▶ _REQUEST_: Exactly reproduce all the records, keeping pictures out of the copy.

::::

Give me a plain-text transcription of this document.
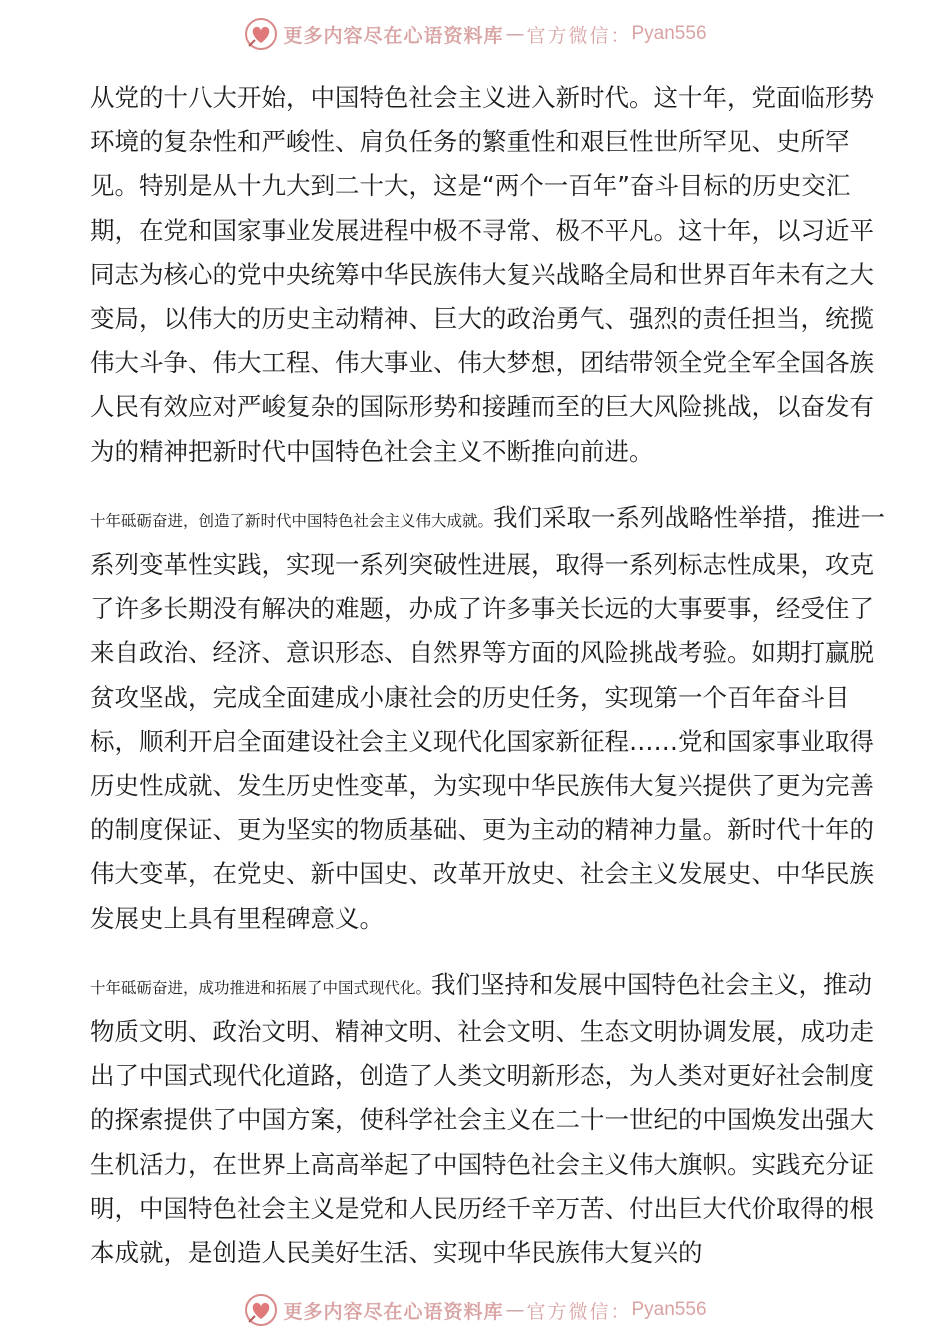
更多内容尽在心语资料库 — 官方微信： Pyan556

从党的十八大开始，中国特色社会主义进入新时代。这十年，党面临形势环境的复杂性和严峻性、肩负任务的繁重性和艰巨性世所罕见、史所罕见。特别是从十九大到二十大，这是“两个一百年”奋斗目标的历史交汇期，在党和国家事业发展进程中极不寻常、极不平凡。这十年，以习近平同志为核心的党中央统筹中华民族伟大复兴战略全局和世界百年未有之大变局，以伟大的历史主动精神、巨大的政治勇气、强烈的责任担当，统揽伟大斗争、伟大工程、伟大事业、伟大梦想，团结带领全党全军全国各族人民有效应对严峻复杂的国际形势和接踵而至的巨大风险挑战，以奋发有为的精神把新时代中国特色社会主义不断推向前进。

十年砥砺奋进，创造了新时代中国特色社会主义伟大成就。我们采取一系列战略性举措，推进一系列变革性实践，实现一系列突破性进展，取得一系列标志性成果，攻克了许多长期没有解决的难题，办成了许多事关长远的大事要事，经受住了来自政治、经济、意识形态、自然界等方面的风险挑战考验。如期打赢脱贫攻坚战，完成全面建成小康社会的历史任务，实现第一个百年奋斗目标，顺利开启全面建设社会主义现代化国家新征程……党和国家事业取得历史性成就、发生历史性变革，为实现中华民族伟大复兴提供了更为完善的制度保证、更为坚实的物质基础、更为主动的精神力量。新时代十年的伟大变革，在党史、新中国史、改革开放史、社会主义发展史、中华民族发展史上具有里程碑意义。

十年砥砺奋进，成功推进和拓展了中国式现代化。我们坚持和发展中国特色社会主义，推动物质文明、政治文明、精神文明、社会文明、生态文明协调发展，成功走出了中国式现代化道路，创造了人类文明新形态，为人类对更好社会制度的探索提供了中国方案，使科学社会主义在二十一世纪的中国焕发出强大生机活力，在世界上高高举起了中国特色社会主义伟大旗帜。实践充分证明，中国特色社会主义是党和人民历经千辛万苦、付出巨大代价取得的根本成就，是创造人民美好生活、实现中华民族伟大复兴的

更多内容尽在心语资料库 — 官方微信： Pyan556
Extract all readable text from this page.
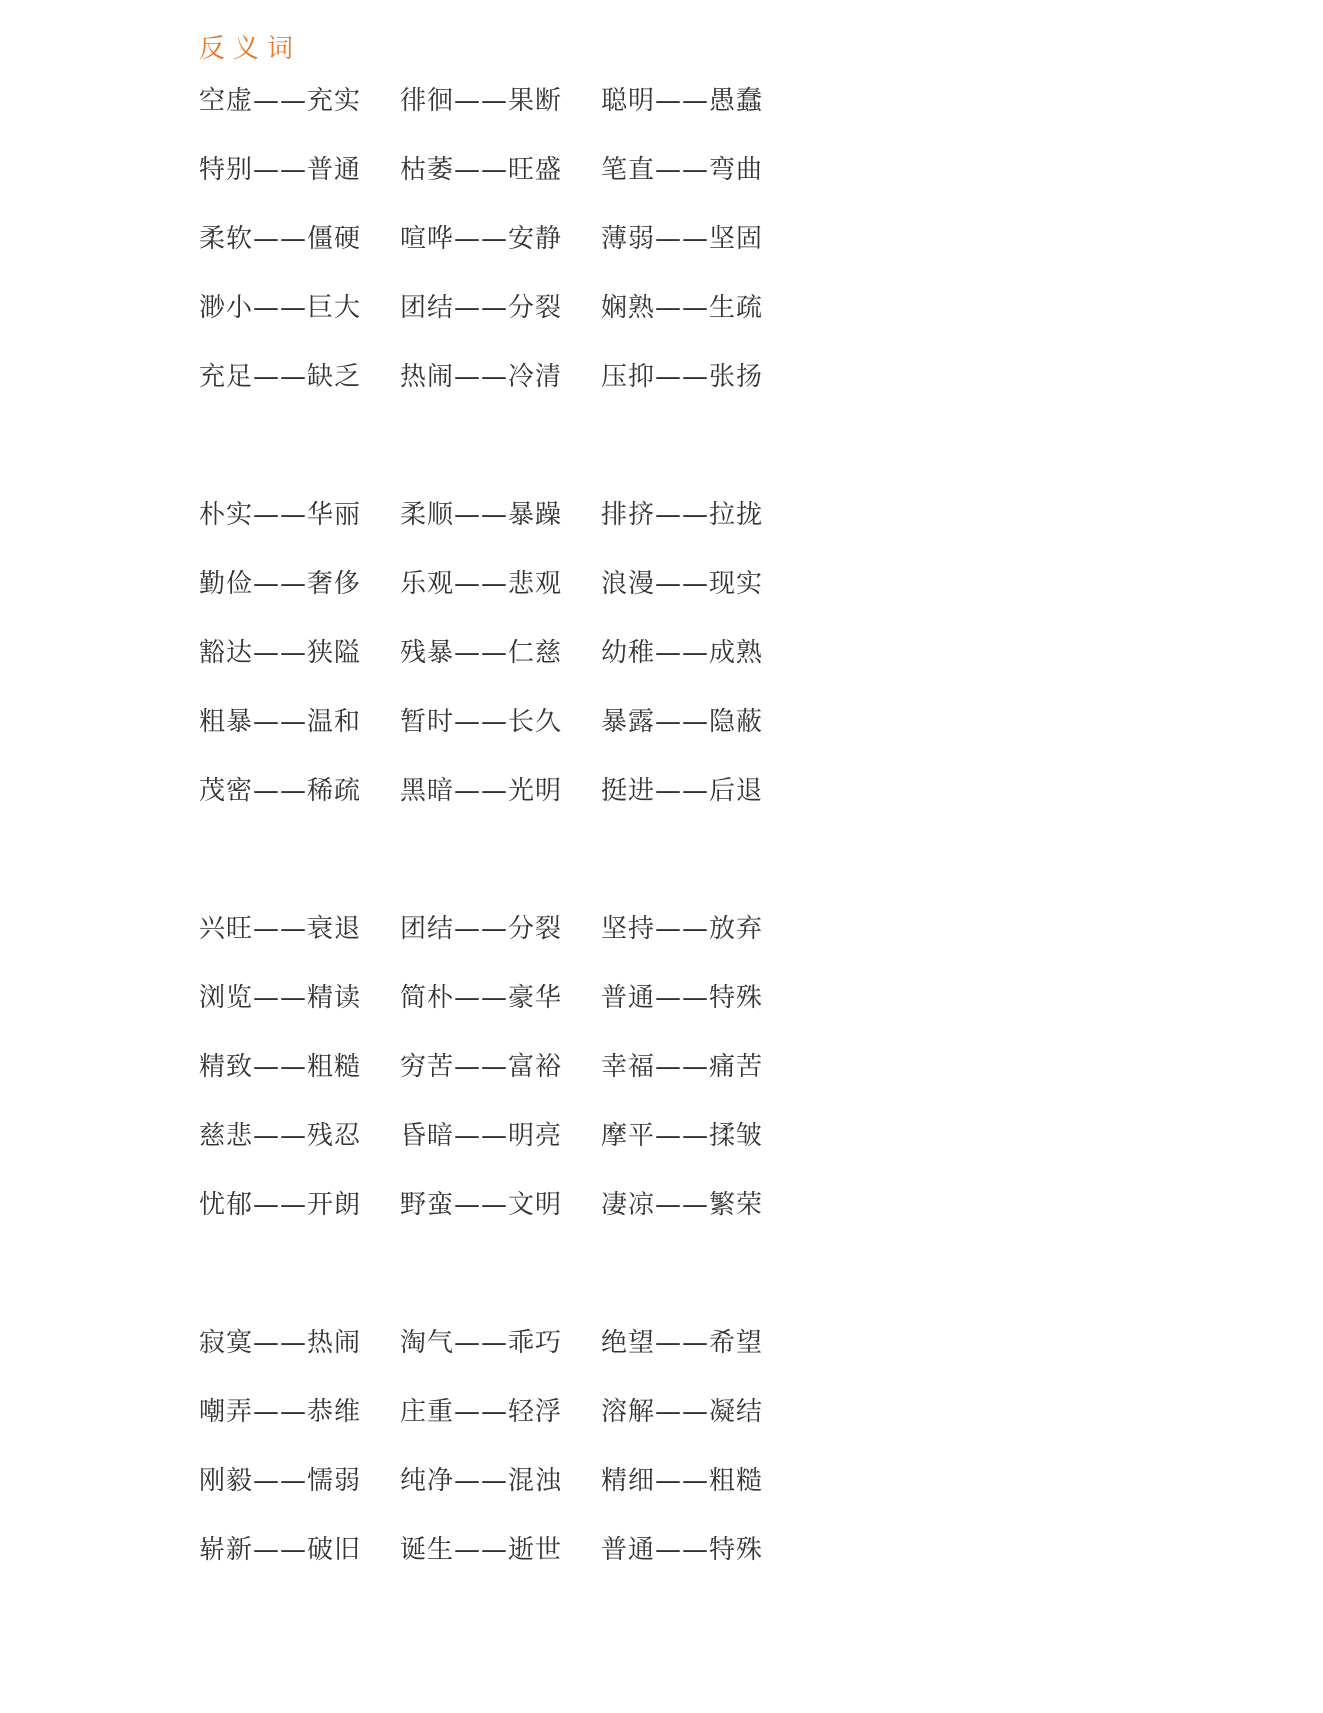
反义词
空虚——充实	徘徊——果断	聪明——愚蠢
特别——普通	枯萎——旺盛	笔直——弯曲
柔软——僵硬	喧哗——安静	薄弱——坚固
渺小——巨大	团结——分裂	娴熟——生疏
充足——缺乏	热闹——冷清	压抑——张扬
朴实——华丽	柔顺——暴躁	排挤——拉拢
勤俭——奢侈	乐观——悲观	浪漫——现实
豁达——狭隘	残暴——仁慈	幼稚——成熟
粗暴——温和	暂时——长久	暴露——隐蔽
茂密——稀疏	黑暗——光明	挺进——后退
兴旺——衰退	团结——分裂	坚持——放弃
浏览——精读	简朴——豪华	普通——特殊
精致——粗糙	穷苦——富裕	幸福——痛苦
慈悲——残忍	昏暗——明亮	摩平——揉皱
忧郁——开朗	野蛮——文明	凄凉——繁荣
寂寞——热闹	淘气——乖巧	绝望——希望
嘲弄——恭维	庄重——轻浮	溶解——凝结
刚毅——懦弱	纯净——混浊	精细——粗糙
崭新——破旧	诞生——逝世	普通——特殊
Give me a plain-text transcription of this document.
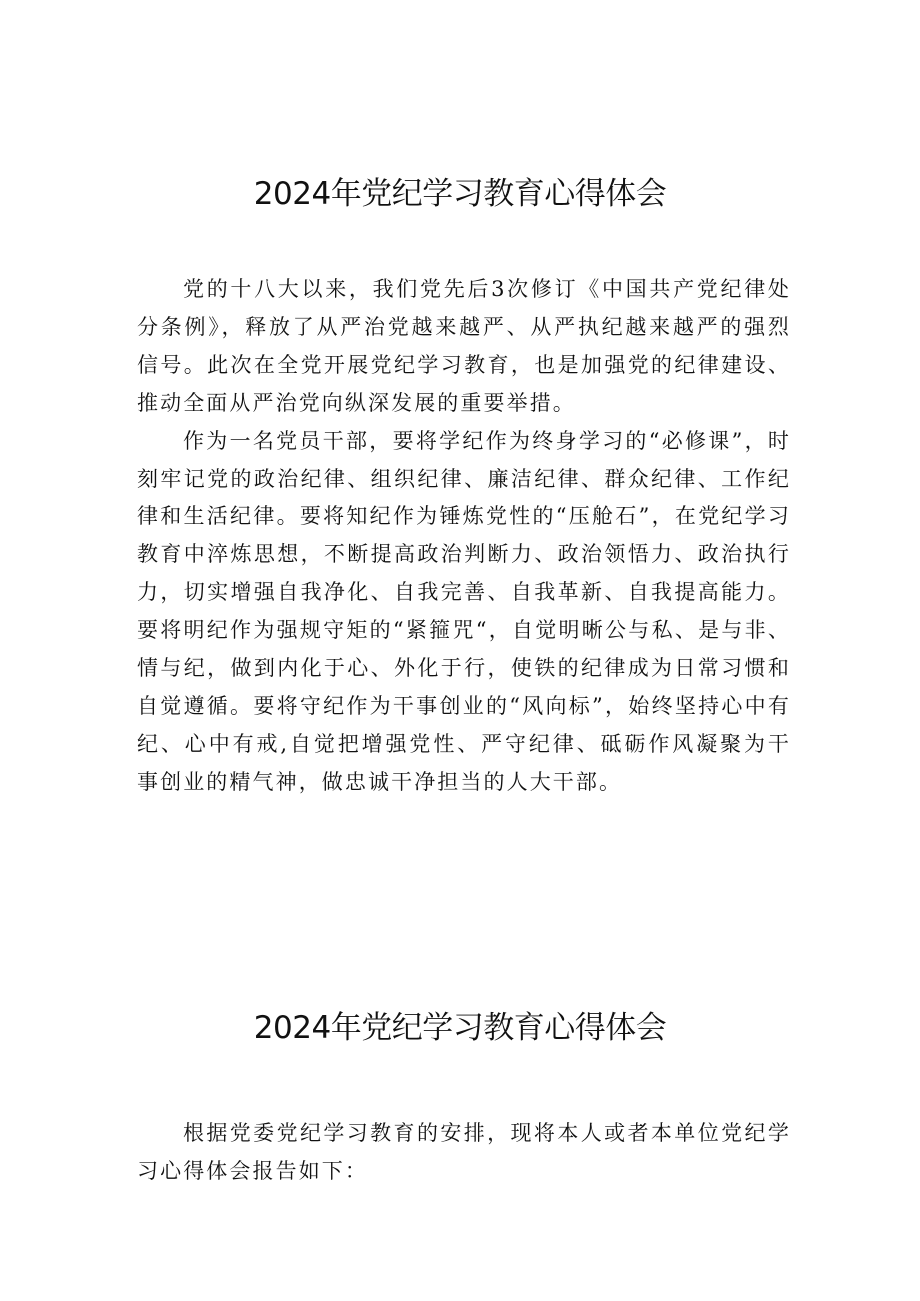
2024年党纪学习教育心得体会

党的十八大以来，我们党先后3次修订《中国共产党纪律处分条例》，释放了从严治党越来越严、从严执纪越来越严的强烈信号。此次在全党开展党纪学习教育，也是加强党的纪律建设、推动全面从严治党向纵深发展的重要举措。

作为一名党员干部，要将学纪作为终身学习的“必修课”，时刻牢记党的政治纪律、组织纪律、廉洁纪律、群众纪律、工作纪律和生活纪律。要将知纪作为锤炼党性的“压舱石”，在党纪学习教育中淬炼思想，不断提高政治判断力、政治领悟力、政治执行力，切实增强自我净化、自我完善、自我革新、自我提高能力。要将明纪作为强规守矩的“紧箍咒“，自觉明晰公与私、是与非、情与纪，做到内化于心、外化于行，使铁的纪律成为日常习惯和自觉遵循。要将守纪作为干事创业的“风向标”，始终坚持心中有纪、心中有戒,自觉把增强党性、严守纪律、砥砺作风凝聚为干事创业的精气神，做忠诚干净担当的人大干部。

2024年党纪学习教育心得体会

根据党委党纪学习教育的安排，现将本人或者本单位党纪学习心得体会报告如下：
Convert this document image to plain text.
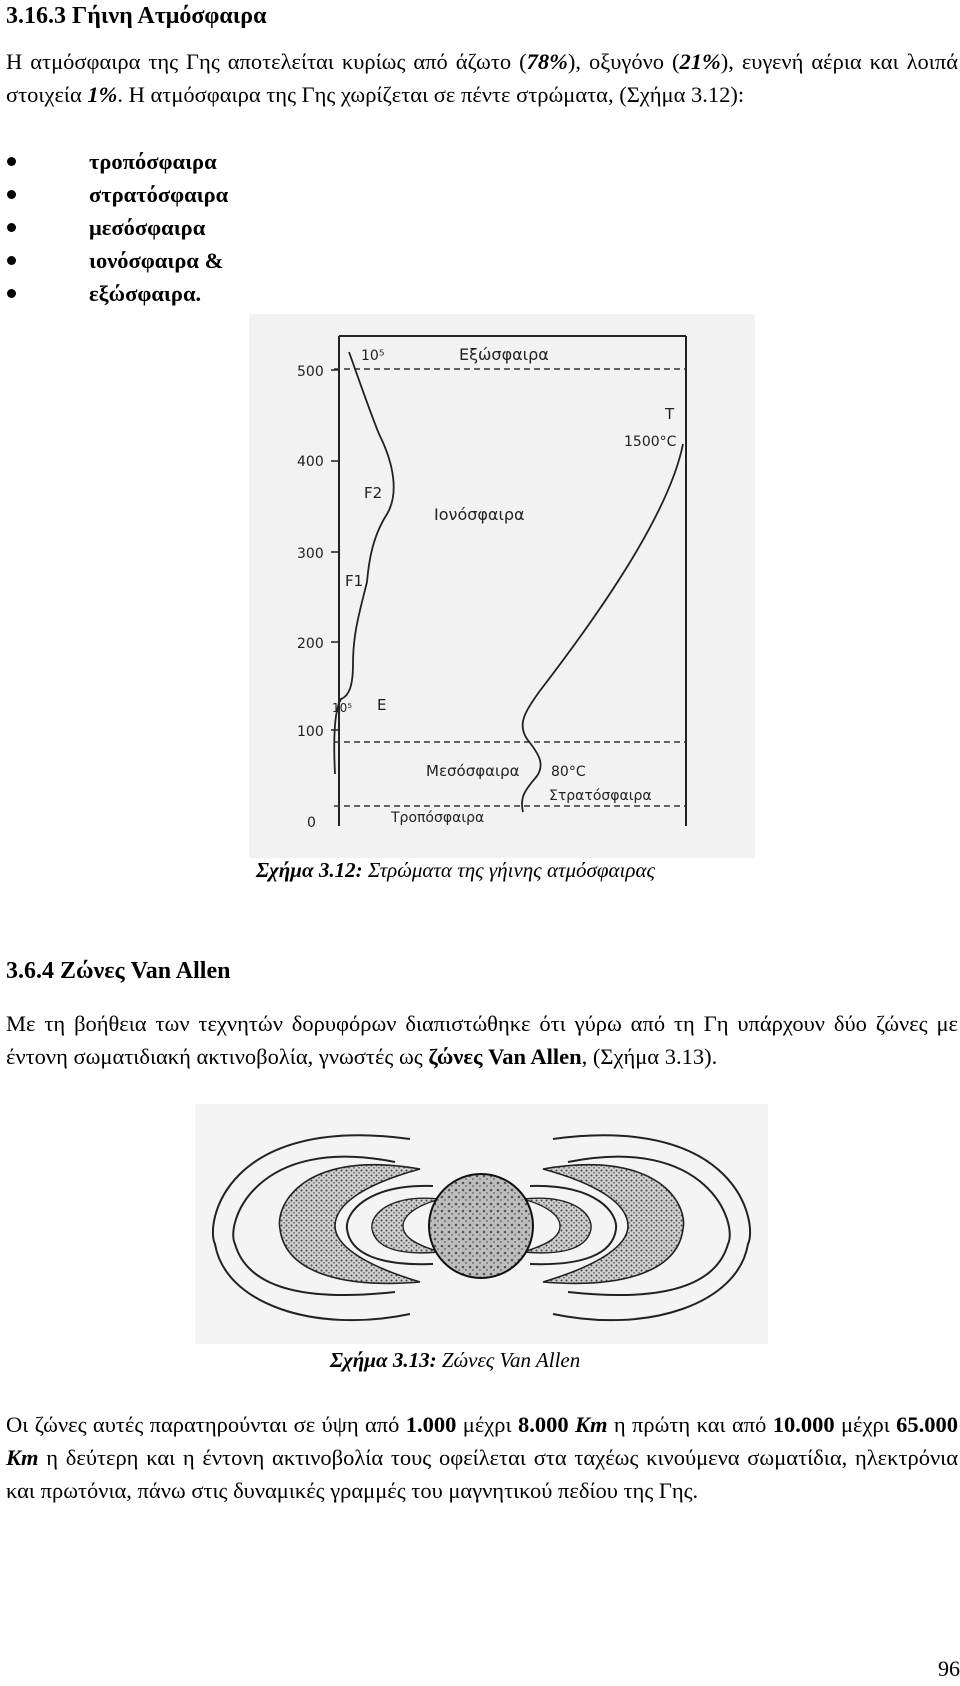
3.16.3 Γήινη Ατμόσφαιρα
Η ατμόσφαιρα της Γης αποτελείται κυρίως από άζωτο (78%), οξυγόνο (21%), ευγενή αέρια και λοιπά στοιχεία 1%. Η ατμόσφαιρα της Γης χωρίζεται σε πέντε στρώματα, (Σχήμα 3.12):
τροπόσφαιρα
στρατόσφαιρα
μεσόσφαιρα
ιονόσφαιρα &
εξώσφαιρα.
500
400
300
200
100
0
10⁵	Εξώσφαιρα
T
1500°C
F2
Ιονόσφαιρα
F1
10⁵ E
Μεσόσφαιρα 80°C
Στρατόσφαιρα
Τροπόσφαιρα
Σχήμα 3.12: Στρώματα της γήινης ατμόσφαιρας
3.6.4 Ζώνες Van Allen
Με τη βοήθεια των τεχνητών δορυφόρων διαπιστώθηκε ότι γύρω από τη Γη υπάρχουν δύο ζώνες με έντονη σωματιδιακή ακτινοβολία, γνωστές ως ζώνες Van Allen, (Σχήμα 3.13).
Σχήμα 3.13: Ζώνες Van Allen
Οι ζώνες αυτές παρατηρούνται σε ύψη από 1.000 μέχρι 8.000 Km η πρώτη και από 10.000 μέχρι 65.000 Km η δεύτερη και η έντονη ακτινοβολία τους οφείλεται στα ταχέως κινούμενα σωματίδια, ηλεκτρόνια και πρωτόνια, πάνω στις δυναμικές γραμμές του μαγνητικού πεδίου της Γης.
96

::::

▶ _TASK OUTPUT_:
Give me a plain-text transcription of this document.
更多内容尽在心语资料库 — 官方微信： Pyan556

从党的十八大开始，中国特色社会主义进入新时代。这十年，党面临形势环境的复杂性和严峻性、肩负任务的繁重性和艰巨性世所罕见、史所罕见。特别是从十九大到二十大，这是“两个一百年”奋斗目标的历史交汇期，在党和国家事业发展进程中极不寻常、极不平凡。这十年，以习近平同志为核心的党中央统筹中华民族伟大复兴战略全局和世界百年未有之大变局，以伟大的历史主动精神、巨大的政治勇气、强烈的责任担当，统揽伟大斗争、伟大工程、伟大事业、伟大梦想，团结带领全党全军全国各族人民有效应对严峻复杂的国际形势和接踵而至的巨大风险挑战，以奋发有为的精神把新时代中国特色社会主义不断推向前进。

十年砥砺奋进，创造了新时代中国特色社会主义伟大成就。我们采取一系列战略性举措，推进一系列变革性实践，实现一系列突破性进展，取得一系列标志性成果，攻克了许多长期没有解决的难题，办成了许多事关长远的大事要事，经受住了来自政治、经济、意识形态、自然界等方面的风险挑战考验。如期打赢脱贫攻坚战，完成全面建成小康社会的历史任务，实现第一个百年奋斗目标，顺利开启全面建设社会主义现代化国家新征程……党和国家事业取得历史性成就、发生历史性变革，为实现中华民族伟大复兴提供了更为完善的制度保证、更为坚实的物质基础、更为主动的精神力量。新时代十年的伟大变革，在党史、新中国史、改革开放史、社会主义发展史、中华民族发展史上具有里程碑意义。

十年砥砺奋进，成功推进和拓展了中国式现代化。我们坚持和发展中国特色社会主义，推动物质文明、政治文明、精神文明、社会文明、生态文明协调发展，成功走出了中国式现代化道路，创造了人类文明新形态，为人类对更好社会制度的探索提供了中国方案，使科学社会主义在二十一世纪的中国焕发出强大生机活力，在世界上高高举起了中国特色社会主义伟大旗帜。实践充分证明，中国特色社会主义是党和人民历经千辛万苦、付出巨大代价取得的根本成就，是创造人民美好生活、实现中华民族伟大复兴的

更多内容尽在心语资料库 — 官方微信： Pyan556
Extract all readable text from this page.
反义词
空虚——充实	徘徊——果断	聪明——愚蠢
特别——普通	枯萎——旺盛	笔直——弯曲
柔软——僵硬	喧哗——安静	薄弱——坚固
渺小——巨大	团结——分裂	娴熟——生疏
充足——缺乏	热闹——冷清	压抑——张扬
朴实——华丽	柔顺——暴躁	排挤——拉拢
勤俭——奢侈	乐观——悲观	浪漫——现实
豁达——狭隘	残暴——仁慈	幼稚——成熟
粗暴——温和	暂时——长久	暴露——隐蔽
茂密——稀疏	黑暗——光明	挺进——后退
兴旺——衰退	团结——分裂	坚持——放弃
浏览——精读	简朴——豪华	普通——特殊
精致——粗糙	穷苦——富裕	幸福——痛苦
慈悲——残忍	昏暗——明亮	摩平——揉皱
忧郁——开朗	野蛮——文明	凄凉——繁荣
寂寞——热闹	淘气——乖巧	绝望——希望
嘲弄——恭维	庄重——轻浮	溶解——凝结
刚毅——懦弱	纯净——混浊	精细——粗糙
崭新——破旧	诞生——逝世	普通——特殊
Give me a plain-text transcription of this document.
2024年党纪学习教育心得体会

党的十八大以来，我们党先后3次修订《中国共产党纪律处分条例》，释放了从严治党越来越严、从严执纪越来越严的强烈信号。此次在全党开展党纪学习教育，也是加强党的纪律建设、推动全面从严治党向纵深发展的重要举措。

作为一名党员干部，要将学纪作为终身学习的“必修课”，时刻牢记党的政治纪律、组织纪律、廉洁纪律、群众纪律、工作纪律和生活纪律。要将知纪作为锤炼党性的“压舱石”，在党纪学习教育中淬炼思想，不断提高政治判断力、政治领悟力、政治执行力，切实增强自我净化、自我完善、自我革新、自我提高能力。要将明纪作为强规守矩的“紧箍咒“，自觉明晰公与私、是与非、情与纪，做到内化于心、外化于行，使铁的纪律成为日常习惯和自觉遵循。要将守纪作为干事创业的“风向标”，始终坚持心中有纪、心中有戒,自觉把增强党性、严守纪律、砥砺作风凝聚为干事创业的精气神，做忠诚干净担当的人大干部。

2024年党纪学习教育心得体会

根据党委党纪学习教育的安排，现将本人或者本单位党纪学习心得体会报告如下：
Convert this document image to plain text.
3.16.3 Γήινη Ατμόσφαιρα
Η ατμόσφαιρα της Γης αποτελείται κυρίως από άζωτο (78%), οξυγόνο (21%), ευγενή αέρια και λοιπά στοιχεία 1%. Η ατμόσφαιρα της Γης χωρίζεται σε πέντε στρώματα, (Σχήμα 3.12):
τροπόσφαιρα
στρατόσφαιρα
μεσόσφαιρα
ιονόσφαιρα &
εξώσφαιρα.
500
400
300
200
100
0
10⁵	Εξώσφαιρα
T
1500°C
F2
Ιονόσφαιρα
F1
10⁵ E
Μεσόσφαιρα 80°C
Στρατόσφαιρα
Τροπόσφαιρα
Σχήμα 3.12: Στρώματα της γήινης ατμόσφαιρας
3.6.4 Ζώνες Van Allen
Με τη βοήθεια των τεχνητών δορυφόρων διαπιστώθηκε ότι γύρω από τη Γη υπάρχουν δύο ζώνες με έντονη σωματιδιακή ακτινοβολία, γνωστές ως ζώνες Van Allen, (Σχήμα 3.13).
Σχήμα 3.13: Ζώνες Van Allen
Οι ζώνες αυτές παρατηρούνται σε ύψη από 1.000 μέχρι 8.000 Km η πρώτη και από 10.000 μέχρι 65.000 Km η δεύτερη και η έντονη ακτινοβολία τους οφείλεται στα ταχέως κινούμενα σωματίδια, ηλεκτρόνια και πρωτόνια, πάνω στις δυναμικές γραμμές του μαγνητικού πεδίου της Γης.
96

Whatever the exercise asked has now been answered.